Beneath this sentence is a set of records; write each of them out exactly.

════

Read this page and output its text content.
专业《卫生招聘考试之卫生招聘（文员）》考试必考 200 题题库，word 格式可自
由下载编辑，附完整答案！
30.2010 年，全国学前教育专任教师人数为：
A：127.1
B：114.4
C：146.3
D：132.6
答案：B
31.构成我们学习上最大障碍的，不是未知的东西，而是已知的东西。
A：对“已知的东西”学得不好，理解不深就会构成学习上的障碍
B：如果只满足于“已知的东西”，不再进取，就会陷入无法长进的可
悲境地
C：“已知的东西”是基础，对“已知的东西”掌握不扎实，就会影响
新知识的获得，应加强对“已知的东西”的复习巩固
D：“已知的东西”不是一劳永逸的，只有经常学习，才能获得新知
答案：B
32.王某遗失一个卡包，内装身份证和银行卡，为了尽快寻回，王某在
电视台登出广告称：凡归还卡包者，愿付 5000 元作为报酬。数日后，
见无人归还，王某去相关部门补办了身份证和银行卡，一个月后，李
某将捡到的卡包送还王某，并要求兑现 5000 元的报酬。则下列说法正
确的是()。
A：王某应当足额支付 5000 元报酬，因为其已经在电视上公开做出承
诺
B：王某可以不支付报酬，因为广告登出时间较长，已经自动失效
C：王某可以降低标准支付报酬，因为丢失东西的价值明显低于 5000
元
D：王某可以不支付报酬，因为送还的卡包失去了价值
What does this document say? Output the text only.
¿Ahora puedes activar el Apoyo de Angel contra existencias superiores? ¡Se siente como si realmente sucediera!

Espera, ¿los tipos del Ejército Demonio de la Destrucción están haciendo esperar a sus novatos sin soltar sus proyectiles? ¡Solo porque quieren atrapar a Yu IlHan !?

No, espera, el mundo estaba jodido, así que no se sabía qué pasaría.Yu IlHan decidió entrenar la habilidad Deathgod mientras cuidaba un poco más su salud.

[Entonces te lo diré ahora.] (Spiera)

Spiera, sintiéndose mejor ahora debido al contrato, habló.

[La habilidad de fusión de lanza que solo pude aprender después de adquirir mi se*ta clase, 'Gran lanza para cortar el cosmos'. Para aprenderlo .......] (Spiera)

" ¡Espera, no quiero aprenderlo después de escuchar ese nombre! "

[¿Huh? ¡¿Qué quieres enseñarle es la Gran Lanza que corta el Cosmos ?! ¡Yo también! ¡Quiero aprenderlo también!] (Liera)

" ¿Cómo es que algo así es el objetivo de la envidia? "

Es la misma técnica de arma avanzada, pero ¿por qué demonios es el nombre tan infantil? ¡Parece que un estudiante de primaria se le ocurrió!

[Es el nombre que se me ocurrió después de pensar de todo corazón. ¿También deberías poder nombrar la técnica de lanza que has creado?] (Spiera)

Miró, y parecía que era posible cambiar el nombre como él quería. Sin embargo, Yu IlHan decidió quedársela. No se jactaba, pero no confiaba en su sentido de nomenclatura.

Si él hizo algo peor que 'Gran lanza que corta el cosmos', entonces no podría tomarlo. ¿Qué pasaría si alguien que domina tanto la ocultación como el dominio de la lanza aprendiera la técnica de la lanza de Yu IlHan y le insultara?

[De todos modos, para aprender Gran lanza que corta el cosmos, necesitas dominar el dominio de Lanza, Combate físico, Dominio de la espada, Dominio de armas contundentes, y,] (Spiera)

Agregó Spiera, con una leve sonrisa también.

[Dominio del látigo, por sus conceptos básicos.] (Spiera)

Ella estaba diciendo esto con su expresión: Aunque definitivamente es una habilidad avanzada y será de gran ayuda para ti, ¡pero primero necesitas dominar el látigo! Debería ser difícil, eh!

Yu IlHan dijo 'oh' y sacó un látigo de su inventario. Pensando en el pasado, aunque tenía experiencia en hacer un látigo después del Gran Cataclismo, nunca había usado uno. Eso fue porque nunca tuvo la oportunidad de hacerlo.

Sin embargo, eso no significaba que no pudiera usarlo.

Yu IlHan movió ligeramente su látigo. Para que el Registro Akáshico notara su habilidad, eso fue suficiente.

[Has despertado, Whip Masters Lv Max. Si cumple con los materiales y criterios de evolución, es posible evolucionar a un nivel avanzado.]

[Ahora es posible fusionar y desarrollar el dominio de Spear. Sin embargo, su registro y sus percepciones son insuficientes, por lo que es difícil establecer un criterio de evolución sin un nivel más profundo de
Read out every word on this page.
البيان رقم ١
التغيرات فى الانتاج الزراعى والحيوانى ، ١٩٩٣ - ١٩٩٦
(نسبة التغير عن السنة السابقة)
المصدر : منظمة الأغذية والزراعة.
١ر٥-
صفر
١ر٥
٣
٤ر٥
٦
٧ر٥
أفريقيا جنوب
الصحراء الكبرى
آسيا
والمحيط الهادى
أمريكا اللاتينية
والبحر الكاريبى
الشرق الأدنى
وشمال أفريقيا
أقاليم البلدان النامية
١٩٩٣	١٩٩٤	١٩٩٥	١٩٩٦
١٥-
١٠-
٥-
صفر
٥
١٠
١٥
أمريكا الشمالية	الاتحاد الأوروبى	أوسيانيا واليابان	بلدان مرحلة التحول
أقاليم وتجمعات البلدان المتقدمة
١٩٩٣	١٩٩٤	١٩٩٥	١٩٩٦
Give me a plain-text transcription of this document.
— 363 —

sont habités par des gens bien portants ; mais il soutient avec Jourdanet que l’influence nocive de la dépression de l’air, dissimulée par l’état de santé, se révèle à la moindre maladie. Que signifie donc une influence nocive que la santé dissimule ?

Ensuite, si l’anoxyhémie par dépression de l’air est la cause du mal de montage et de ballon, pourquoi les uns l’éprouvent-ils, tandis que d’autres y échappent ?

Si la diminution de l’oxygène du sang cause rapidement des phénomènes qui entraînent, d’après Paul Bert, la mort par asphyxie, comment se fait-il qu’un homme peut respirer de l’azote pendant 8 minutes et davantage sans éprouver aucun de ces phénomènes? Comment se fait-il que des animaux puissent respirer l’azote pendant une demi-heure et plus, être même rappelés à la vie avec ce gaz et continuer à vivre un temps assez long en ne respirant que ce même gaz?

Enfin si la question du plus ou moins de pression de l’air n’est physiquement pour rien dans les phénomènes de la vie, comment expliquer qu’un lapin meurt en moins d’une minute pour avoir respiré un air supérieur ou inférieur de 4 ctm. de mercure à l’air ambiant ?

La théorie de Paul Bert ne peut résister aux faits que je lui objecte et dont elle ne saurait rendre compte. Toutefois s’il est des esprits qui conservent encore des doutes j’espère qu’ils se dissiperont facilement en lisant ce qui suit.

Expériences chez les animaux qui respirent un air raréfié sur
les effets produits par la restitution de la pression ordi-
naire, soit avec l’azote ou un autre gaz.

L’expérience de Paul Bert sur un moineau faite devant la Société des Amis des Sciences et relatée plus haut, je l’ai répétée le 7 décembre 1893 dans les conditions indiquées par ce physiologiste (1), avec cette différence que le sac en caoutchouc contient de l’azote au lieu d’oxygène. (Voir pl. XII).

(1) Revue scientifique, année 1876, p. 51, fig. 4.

════

**COMPLETE RESPONSE**:
Read this page and output its text content.
专业《卫生招聘考试之卫生招聘（文员）》考试必考 200 题题库，word 格式可自
由下载编辑，附完整答案！
30.2010 年，全国学前教育专任教师人数为：
A：127.1
B：114.4
C：146.3
D：132.6
答案：B
31.构成我们学习上最大障碍的，不是未知的东西，而是已知的东西。
A：对“已知的东西”学得不好，理解不深就会构成学习上的障碍
B：如果只满足于“已知的东西”，不再进取，就会陷入无法长进的可
悲境地
C：“已知的东西”是基础，对“已知的东西”掌握不扎实，就会影响
新知识的获得，应加强对“已知的东西”的复习巩固
D：“已知的东西”不是一劳永逸的，只有经常学习，才能获得新知
答案：B
32.王某遗失一个卡包，内装身份证和银行卡，为了尽快寻回，王某在
电视台登出广告称：凡归还卡包者，愿付 5000 元作为报酬。数日后，
见无人归还，王某去相关部门补办了身份证和银行卡，一个月后，李
某将捡到的卡包送还王某，并要求兑现 5000 元的报酬。则下列说法正
确的是()。
A：王某应当足额支付 5000 元报酬，因为其已经在电视上公开做出承
诺
B：王某可以不支付报酬，因为广告登出时间较长，已经自动失效
C：王某可以降低标准支付报酬，因为丢失东西的价值明显低于 5000
元
D：王某可以不支付报酬，因为送还的卡包失去了价值
What does this document say? Output the text only.
¿Ahora puedes activar el Apoyo de Angel contra existencias superiores? ¡Se siente como si realmente sucediera!

Espera, ¿los tipos del Ejército Demonio de la Destrucción están haciendo esperar a sus novatos sin soltar sus proyectiles? ¡Solo porque quieren atrapar a Yu IlHan !?

No, espera, el mundo estaba jodido, así que no se sabía qué pasaría.Yu IlHan decidió entrenar la habilidad Deathgod mientras cuidaba un poco más su salud.

[Entonces te lo diré ahora.] (Spiera)

Spiera, sintiéndose mejor ahora debido al contrato, habló.

[La habilidad de fusión de lanza que solo pude aprender después de adquirir mi se*ta clase, 'Gran lanza para cortar el cosmos'. Para aprenderlo .......] (Spiera)

" ¡Espera, no quiero aprenderlo después de escuchar ese nombre! "

[¿Huh? ¡¿Qué quieres enseñarle es la Gran Lanza que corta el Cosmos ?! ¡Yo también! ¡Quiero aprenderlo también!] (Liera)

" ¿Cómo es que algo así es el objetivo de la envidia? "

Es la misma técnica de arma avanzada, pero ¿por qué demonios es el nombre tan infantil? ¡Parece que un estudiante de primaria se le ocurrió!

[Es el nombre que se me ocurrió después de pensar de todo corazón. ¿También deberías poder nombrar la técnica de lanza que has creado?] (Spiera)

Miró, y parecía que era posible cambiar el nombre como él quería. Sin embargo, Yu IlHan decidió quedársela. No se jactaba, pero no confiaba en su sentido de nomenclatura.

Si él hizo algo peor que 'Gran lanza que corta el cosmos', entonces no podría tomarlo. ¿Qué pasaría si alguien que domina tanto la ocultación como el dominio de la lanza aprendiera la técnica de la lanza de Yu IlHan y le insultara?

[De todos modos, para aprender Gran lanza que corta el cosmos, necesitas dominar el dominio de Lanza, Combate físico, Dominio de la espada, Dominio de armas contundentes, y,] (Spiera)

Agregó Spiera, con una leve sonrisa también.

[Dominio del látigo, por sus conceptos básicos.] (Spiera)

Ella estaba diciendo esto con su expresión: Aunque definitivamente es una habilidad avanzada y será de gran ayuda para ti, ¡pero primero necesitas dominar el látigo! Debería ser difícil, eh!

Yu IlHan dijo 'oh' y sacó un látigo de su inventario. Pensando en el pasado, aunque tenía experiencia en hacer un látigo después del Gran Cataclismo, nunca había usado uno. Eso fue porque nunca tuvo la oportunidad de hacerlo.

Sin embargo, eso no significaba que no pudiera usarlo.

Yu IlHan movió ligeramente su látigo. Para que el Registro Akáshico notara su habilidad, eso fue suficiente.

[Has despertado, Whip Masters Lv Max. Si cumple con los materiales y criterios de evolución, es posible evolucionar a un nivel avanzado.]

[Ahora es posible fusionar y desarrollar el dominio de Spear. Sin embargo, su registro y sus percepciones son insuficientes, por lo que es difícil establecer un criterio de evolución sin un nivel más profundo de
Read out every word on this page.
البيان رقم ١
التغيرات فى الانتاج الزراعى والحيوانى ، ١٩٩٣ - ١٩٩٦
(نسبة التغير عن السنة السابقة)
المصدر : منظمة الأغذية والزراعة.
١ر٥-
صفر
١ر٥
٣
٤ر٥
٦
٧ر٥
أفريقيا جنوب
الصحراء الكبرى
آسيا
والمحيط الهادى
أمريكا اللاتينية
والبحر الكاريبى
الشرق الأدنى
وشمال أفريقيا
أقاليم البلدان النامية
١٩٩٣	١٩٩٤	١٩٩٥	١٩٩٦
١٥-
١٠-
٥-
صفر
٥
١٠
١٥
أمريكا الشمالية	الاتحاد الأوروبى	أوسيانيا واليابان	بلدان مرحلة التحول
أقاليم وتجمعات البلدان المتقدمة
١٩٩٣	١٩٩٤	١٩٩٥	١٩٩٦
Give me a plain-text transcription of this document.
— 363 —

sont habités par des gens bien portants ; mais il soutient avec Jourdanet que l’influence nocive de la dépression de l’air, dissimulée par l’état de santé, se révèle à la moindre maladie. Que signifie donc une influence nocive que la santé dissimule ?

Ensuite, si l’anoxyhémie par dépression de l’air est la cause du mal de montage et de ballon, pourquoi les uns l’éprouvent-ils, tandis que d’autres y échappent ?

Si la diminution de l’oxygène du sang cause rapidement des phénomènes qui entraînent, d’après Paul Bert, la mort par asphyxie, comment se fait-il qu’un homme peut respirer de l’azote pendant 8 minutes et davantage sans éprouver aucun de ces phénomènes? Comment se fait-il que des animaux puissent respirer l’azote pendant une demi-heure et plus, être même rappelés à la vie avec ce gaz et continuer à vivre un temps assez long en ne respirant que ce même gaz?

Enfin si la question du plus ou moins de pression de l’air n’est physiquement pour rien dans les phénomènes de la vie, comment expliquer qu’un lapin meurt en moins d’une minute pour avoir respiré un air supérieur ou inférieur de 4 ctm. de mercure à l’air ambiant ?

La théorie de Paul Bert ne peut résister aux faits que je lui objecte et dont elle ne saurait rendre compte. Toutefois s’il est des esprits qui conservent encore des doutes j’espère qu’ils se dissiperont facilement en lisant ce qui suit.

Expériences chez les animaux qui respirent un air raréfié sur
les effets produits par la restitution de la pression ordi-
naire, soit avec l’azote ou un autre gaz.

L’expérience de Paul Bert sur un moineau faite devant la Société des Amis des Sciences et relatée plus haut, je l’ai répétée le 7 décembre 1893 dans les conditions indiquées par ce physiologiste (1), avec cette différence que le sac en caoutchouc contient de l’azote au lieu d’oxygène. (Voir pl. XII).

(1) Revue scientifique, année 1876, p. 51, fig. 4.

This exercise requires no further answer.